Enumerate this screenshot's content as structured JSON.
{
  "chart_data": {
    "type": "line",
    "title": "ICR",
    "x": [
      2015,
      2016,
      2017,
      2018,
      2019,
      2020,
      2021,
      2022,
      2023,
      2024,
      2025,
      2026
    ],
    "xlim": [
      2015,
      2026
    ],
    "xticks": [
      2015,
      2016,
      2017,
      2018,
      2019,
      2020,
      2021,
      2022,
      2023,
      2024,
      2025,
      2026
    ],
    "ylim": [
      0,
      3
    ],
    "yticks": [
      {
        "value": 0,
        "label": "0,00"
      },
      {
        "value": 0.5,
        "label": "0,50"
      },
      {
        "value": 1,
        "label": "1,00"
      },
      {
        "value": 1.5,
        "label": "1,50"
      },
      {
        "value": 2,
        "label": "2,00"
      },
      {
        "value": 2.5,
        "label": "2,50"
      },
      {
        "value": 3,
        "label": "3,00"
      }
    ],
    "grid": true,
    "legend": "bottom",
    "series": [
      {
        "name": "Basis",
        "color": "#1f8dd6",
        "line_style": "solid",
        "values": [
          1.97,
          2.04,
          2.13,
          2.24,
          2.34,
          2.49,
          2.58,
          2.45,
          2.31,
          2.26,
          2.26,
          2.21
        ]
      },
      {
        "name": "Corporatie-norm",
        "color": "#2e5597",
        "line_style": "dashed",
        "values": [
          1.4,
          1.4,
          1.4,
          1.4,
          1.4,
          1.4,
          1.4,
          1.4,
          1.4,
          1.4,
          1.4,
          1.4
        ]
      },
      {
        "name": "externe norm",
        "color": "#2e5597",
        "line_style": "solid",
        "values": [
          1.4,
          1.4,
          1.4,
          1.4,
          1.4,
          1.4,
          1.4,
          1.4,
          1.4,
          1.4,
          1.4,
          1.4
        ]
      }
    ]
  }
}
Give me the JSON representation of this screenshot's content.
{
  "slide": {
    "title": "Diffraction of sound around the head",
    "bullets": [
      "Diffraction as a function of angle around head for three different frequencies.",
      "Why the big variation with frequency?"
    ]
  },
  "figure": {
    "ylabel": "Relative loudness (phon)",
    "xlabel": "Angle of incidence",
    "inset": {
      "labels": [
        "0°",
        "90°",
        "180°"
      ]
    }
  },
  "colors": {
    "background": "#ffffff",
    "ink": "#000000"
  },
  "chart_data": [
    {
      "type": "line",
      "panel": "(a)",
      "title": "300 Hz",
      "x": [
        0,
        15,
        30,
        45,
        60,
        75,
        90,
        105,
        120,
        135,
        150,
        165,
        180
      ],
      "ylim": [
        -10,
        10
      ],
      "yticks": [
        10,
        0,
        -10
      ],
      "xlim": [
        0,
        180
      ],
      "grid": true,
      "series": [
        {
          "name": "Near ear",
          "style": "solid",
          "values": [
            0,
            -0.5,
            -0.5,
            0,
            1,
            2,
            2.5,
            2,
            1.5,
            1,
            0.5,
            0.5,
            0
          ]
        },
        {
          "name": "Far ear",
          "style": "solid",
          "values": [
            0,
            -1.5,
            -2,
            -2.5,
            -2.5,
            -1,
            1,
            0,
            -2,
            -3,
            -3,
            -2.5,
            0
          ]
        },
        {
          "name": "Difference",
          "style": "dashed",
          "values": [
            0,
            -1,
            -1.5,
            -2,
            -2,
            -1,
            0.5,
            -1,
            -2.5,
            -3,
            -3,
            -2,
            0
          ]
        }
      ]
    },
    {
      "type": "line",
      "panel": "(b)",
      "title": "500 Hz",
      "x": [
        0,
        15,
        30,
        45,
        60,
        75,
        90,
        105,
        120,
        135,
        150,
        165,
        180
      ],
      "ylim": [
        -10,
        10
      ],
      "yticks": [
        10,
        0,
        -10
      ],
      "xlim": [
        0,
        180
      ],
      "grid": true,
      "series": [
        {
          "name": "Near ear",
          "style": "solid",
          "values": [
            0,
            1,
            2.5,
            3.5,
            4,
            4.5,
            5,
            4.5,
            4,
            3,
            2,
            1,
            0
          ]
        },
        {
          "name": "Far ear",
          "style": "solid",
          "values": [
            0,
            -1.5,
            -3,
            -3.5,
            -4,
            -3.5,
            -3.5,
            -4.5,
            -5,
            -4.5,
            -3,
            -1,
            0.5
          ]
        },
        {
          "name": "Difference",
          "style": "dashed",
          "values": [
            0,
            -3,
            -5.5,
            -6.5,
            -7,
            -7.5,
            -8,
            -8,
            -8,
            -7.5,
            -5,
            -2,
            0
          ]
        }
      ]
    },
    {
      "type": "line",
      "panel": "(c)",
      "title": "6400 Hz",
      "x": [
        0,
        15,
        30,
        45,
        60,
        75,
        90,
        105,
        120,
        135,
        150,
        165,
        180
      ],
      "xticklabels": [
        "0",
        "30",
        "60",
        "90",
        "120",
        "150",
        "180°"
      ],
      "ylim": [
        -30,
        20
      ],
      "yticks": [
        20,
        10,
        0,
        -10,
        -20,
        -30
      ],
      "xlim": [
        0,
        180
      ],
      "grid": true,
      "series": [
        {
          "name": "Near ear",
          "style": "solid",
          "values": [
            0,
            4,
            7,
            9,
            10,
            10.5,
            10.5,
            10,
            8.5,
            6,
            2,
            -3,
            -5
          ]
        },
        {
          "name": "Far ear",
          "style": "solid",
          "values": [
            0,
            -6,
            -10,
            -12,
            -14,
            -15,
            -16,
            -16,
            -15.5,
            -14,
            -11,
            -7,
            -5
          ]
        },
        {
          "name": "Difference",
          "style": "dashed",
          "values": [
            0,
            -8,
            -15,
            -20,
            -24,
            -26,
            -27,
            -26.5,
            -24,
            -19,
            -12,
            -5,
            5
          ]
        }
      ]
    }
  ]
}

-- INSTRUCTIONS FOR THE TASK --
Find every line in the records above that holds the word "content", and copy each one.

-- RESULT FOR THIS TASK --
Enumerate this screenshot's content as structured JSON.
Give me the JSON representation of this screenshot's content.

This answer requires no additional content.